* **Given instruction**
Copy all the entries below exactly, but not the pictures.

* **Given data**
⟨

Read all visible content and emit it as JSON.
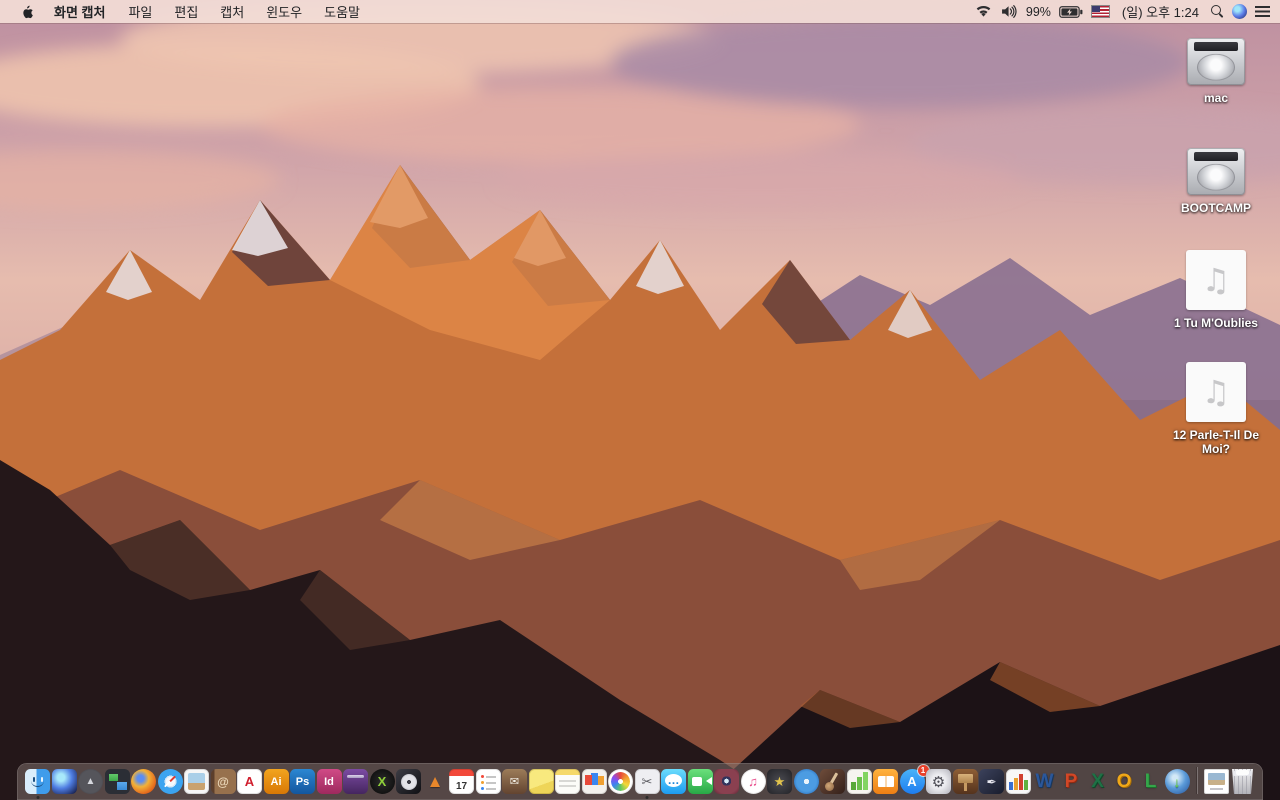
{
  "menu_bar": {
    "apple_menu": "apple",
    "app_name": "화면 캡처",
    "menus": [
      "파일",
      "편집",
      "캡처",
      "윈도우",
      "도움말"
    ],
    "status": {
      "wifi": "wifi-full",
      "volume": "volume-on",
      "battery_percent": "99%",
      "battery_state": "charging",
      "input_source_flag": "us-flag",
      "clock": "(일) 오후 1:24",
      "spotlight": "magnifier",
      "siri": "siri-orb",
      "notification_center": "list-lines"
    }
  },
  "desktop": {
    "icons": [
      {
        "name": "mac",
        "type": "drive",
        "label": "mac"
      },
      {
        "name": "bootcamp",
        "type": "drive",
        "label": "BOOTCAMP"
      },
      {
        "name": "tu-moublies",
        "type": "audio",
        "label": "1 Tu M'Oublies"
      },
      {
        "name": "parle-t-il-de-moi",
        "type": "audio",
        "label": "12 Parle-T-Il De Moi?"
      }
    ]
  },
  "dock": {
    "apps": [
      {
        "name": "finder",
        "icon": "finder",
        "glyph": "",
        "running": true
      },
      {
        "name": "siri",
        "icon": "siri",
        "glyph": ""
      },
      {
        "name": "launchpad",
        "icon": "launchpad",
        "glyph": "▲"
      },
      {
        "name": "mission-control",
        "icon": "mission",
        "glyph": ""
      },
      {
        "name": "firefox",
        "icon": "firefox",
        "glyph": ""
      },
      {
        "name": "safari",
        "icon": "safari",
        "glyph": ""
      },
      {
        "name": "preview",
        "icon": "preview",
        "glyph": ""
      },
      {
        "name": "contacts",
        "icon": "contacts",
        "glyph": "@"
      },
      {
        "name": "acrobat-reader",
        "icon": "acrobat",
        "glyph": "A"
      },
      {
        "name": "illustrator",
        "icon": "illustrator",
        "glyph": "Ai"
      },
      {
        "name": "photoshop",
        "icon": "photoshop",
        "glyph": "Ps"
      },
      {
        "name": "indesign",
        "icon": "indesign",
        "glyph": "Id"
      },
      {
        "name": "toast",
        "icon": "toast",
        "glyph": ""
      },
      {
        "name": "x-media-app",
        "icon": "xmedia",
        "glyph": "X"
      },
      {
        "name": "disc-tool-app",
        "icon": "disctool",
        "glyph": ""
      },
      {
        "name": "vlc",
        "icon": "vlc",
        "glyph": "▲"
      },
      {
        "name": "calendar",
        "icon": "calendar",
        "glyph": "17"
      },
      {
        "name": "reminders",
        "icon": "reminders",
        "glyph": ""
      },
      {
        "name": "archive-box-app",
        "icon": "archivebox",
        "glyph": "✉"
      },
      {
        "name": "stickies",
        "icon": "stickies",
        "glyph": ""
      },
      {
        "name": "notes",
        "icon": "notes",
        "glyph": ""
      },
      {
        "name": "documents-app",
        "icon": "docsapp",
        "glyph": ""
      },
      {
        "name": "photos",
        "icon": "photos",
        "glyph": ""
      },
      {
        "name": "screen-capture",
        "icon": "grab",
        "glyph": "✂",
        "running": true
      },
      {
        "name": "messages",
        "icon": "messages",
        "glyph": "…"
      },
      {
        "name": "facetime",
        "icon": "facetime",
        "glyph": ""
      },
      {
        "name": "photo-booth",
        "icon": "photobooth",
        "glyph": ""
      },
      {
        "name": "itunes",
        "icon": "itunes",
        "glyph": "♫"
      },
      {
        "name": "imovie",
        "icon": "imovie",
        "glyph": "★"
      },
      {
        "name": "idvd",
        "icon": "idvd",
        "glyph": ""
      },
      {
        "name": "garageband",
        "icon": "garageband",
        "glyph": ""
      },
      {
        "name": "numbers",
        "icon": "numbers09",
        "glyph": ""
      },
      {
        "name": "ibooks",
        "icon": "ibooks",
        "glyph": ""
      },
      {
        "name": "app-store",
        "icon": "appstore",
        "glyph": "A",
        "badge": "1"
      },
      {
        "name": "system-preferences",
        "icon": "sysprefs",
        "glyph": "⚙"
      },
      {
        "name": "keynote",
        "icon": "keynote09",
        "glyph": ""
      },
      {
        "name": "pages",
        "icon": "pages09",
        "glyph": "✒"
      },
      {
        "name": "office-chart-app",
        "icon": "officechart",
        "glyph": ""
      },
      {
        "name": "word",
        "icon": "word",
        "glyph": "W",
        "letter": true
      },
      {
        "name": "powerpoint",
        "icon": "powerpoint",
        "glyph": "P",
        "letter": true
      },
      {
        "name": "excel",
        "icon": "excel",
        "glyph": "X",
        "letter": true
      },
      {
        "name": "outlook",
        "icon": "outlook",
        "glyph": "O",
        "letter": true
      },
      {
        "name": "lync",
        "icon": "lync",
        "glyph": "L",
        "letter": true
      },
      {
        "name": "autoupdate-globe",
        "icon": "mau",
        "glyph": "↓"
      }
    ],
    "right": [
      {
        "name": "documents-stack",
        "icon": "stackdoc",
        "glyph": ""
      },
      {
        "name": "trash-full",
        "icon": "trash",
        "glyph": ""
      }
    ]
  },
  "colors": {
    "menubar_bg": "#f2ddd6",
    "dock_bg": "rgba(126,111,107,0.55)",
    "badge_red": "#e8402a",
    "label_text": "#ffffff"
  }
}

⟩

* **Solution for this exercise**
Read all visible content and emit it as JSON.
{
  "menu_bar": {
    "apple_menu": "apple",
    "app_name": "화면 캡처",
    "menus": [
      "파일",
      "편집",
      "캡처",
      "윈도우",
      "도움말"
    ],
    "status": {
      "wifi": "wifi-full",
      "volume": "volume-on",
      "battery_percent": "99%",
      "battery_state": "charging",
      "input_source_flag": "us-flag",
      "clock": "(일) 오후 1:24",
      "spotlight": "magnifier",
      "siri": "siri-orb",
      "notification_center": "list-lines"
    }
  },
  "desktop": {
    "icons": [
      {
        "name": "mac",
        "type": "drive",
        "label": "mac"
      },
      {
        "name": "bootcamp",
        "type": "drive",
        "label": "BOOTCAMP"
      },
      {
        "name": "tu-moublies",
        "type": "audio",
        "label": "1 Tu M'Oublies"
      },
      {
        "name": "parle-t-il-de-moi",
        "type": "audio",
        "label": "12 Parle-T-Il De Moi?"
      }
    ]
  },
  "dock": {
    "apps": [
      {
        "name": "finder",
        "icon": "finder",
        "glyph": "",
        "running": true
      },
      {
        "name": "siri",
        "icon": "siri",
        "glyph": ""
      },
      {
        "name": "launchpad",
        "icon": "launchpad",
        "glyph": "▲"
      },
      {
        "name": "mission-control",
        "icon": "mission",
        "glyph": ""
      },
      {
        "name": "firefox",
        "icon": "firefox",
        "glyph": ""
      },
      {
        "name": "safari",
        "icon": "safari",
        "glyph": ""
      },
      {
        "name": "preview",
        "icon": "preview",
        "glyph": ""
      },
      {
        "name": "contacts",
        "icon": "contacts",
        "glyph": "@"
      },
      {
        "name": "acrobat-reader",
        "icon": "acrobat",
        "glyph": "A"
      },
      {
        "name": "illustrator",
        "icon": "illustrator",
        "glyph": "Ai"
      },
      {
        "name": "photoshop",
        "icon": "photoshop",
        "glyph": "Ps"
      },
      {
        "name": "indesign",
        "icon": "indesign",
        "glyph": "Id"
      },
      {
        "name": "toast",
        "icon": "toast",
        "glyph": ""
      },
      {
        "name": "x-media-app",
        "icon": "xmedia",
        "glyph": "X"
      },
      {
        "name": "disc-tool-app",
        "icon": "disctool",
        "glyph": ""
      },
      {
        "name": "vlc",
        "icon": "vlc",
        "glyph": "▲"
      },
      {
        "name": "calendar",
        "icon": "calendar",
        "glyph": "17"
      },
      {
        "name": "reminders",
        "icon": "reminders",
        "glyph": ""
      },
      {
        "name": "archive-box-app",
        "icon": "archivebox",
        "glyph": "✉"
      },
      {
        "name": "stickies",
        "icon": "stickies",
        "glyph": ""
      },
      {
        "name": "notes",
        "icon": "notes",
        "glyph": ""
      },
      {
        "name": "documents-app",
        "icon": "docsapp",
        "glyph": ""
      },
      {
        "name": "photos",
        "icon": "photos",
        "glyph": ""
      },
      {
        "name": "screen-capture",
        "icon": "grab",
        "glyph": "✂",
        "running": true
      },
      {
        "name": "messages",
        "icon": "messages",
        "glyph": "…"
      },
      {
        "name": "facetime",
        "icon": "facetime",
        "glyph": ""
      },
      {
        "name": "photo-booth",
        "icon": "photobooth",
        "glyph": ""
      },
      {
        "name": "itunes",
        "icon": "itunes",
        "glyph": "♫"
      },
      {
        "name": "imovie",
        "icon": "imovie",
        "glyph": "★"
      },
      {
        "name": "idvd",
        "icon": "idvd",
        "glyph": ""
      },
      {
        "name": "garageband",
        "icon": "garageband",
        "glyph": ""
      },
      {
        "name": "numbers",
        "icon": "numbers09",
        "glyph": ""
      },
      {
        "name": "ibooks",
        "icon": "ibooks",
        "glyph": ""
      },
      {
        "name": "app-store",
        "icon": "appstore",
        "glyph": "A",
        "badge": "1"
      },
      {
        "name": "system-preferences",
        "icon": "sysprefs",
        "glyph": "⚙"
      },
      {
        "name": "keynote",
        "icon": "keynote09",
        "glyph": ""
      },
      {
        "name": "pages",
        "icon": "pages09",
        "glyph": "✒"
      },
      {
        "name": "office-chart-app",
        "icon": "officechart",
        "glyph": ""
      },
      {
        "name": "word",
        "icon": "word",
        "glyph": "W",
        "letter": true
      },
      {
        "name": "powerpoint",
        "icon": "powerpoint",
        "glyph": "P",
        "letter": true
      },
      {
        "name": "excel",
        "icon": "excel",
        "glyph": "X",
        "letter": true
      },
      {
        "name": "outlook",
        "icon": "outlook",
        "glyph": "O",
        "letter": true
      },
      {
        "name": "lync",
        "icon": "lync",
        "glyph": "L",
        "letter": true
      },
      {
        "name": "autoupdate-globe",
        "icon": "mau",
        "glyph": "↓"
      }
    ],
    "right": [
      {
        "name": "documents-stack",
        "icon": "stackdoc",
        "glyph": ""
      },
      {
        "name": "trash-full",
        "icon": "trash",
        "glyph": ""
      }
    ]
  },
  "colors": {
    "menubar_bg": "#f2ddd6",
    "dock_bg": "rgba(126,111,107,0.55)",
    "badge_red": "#e8402a",
    "label_text": "#ffffff"
  }
}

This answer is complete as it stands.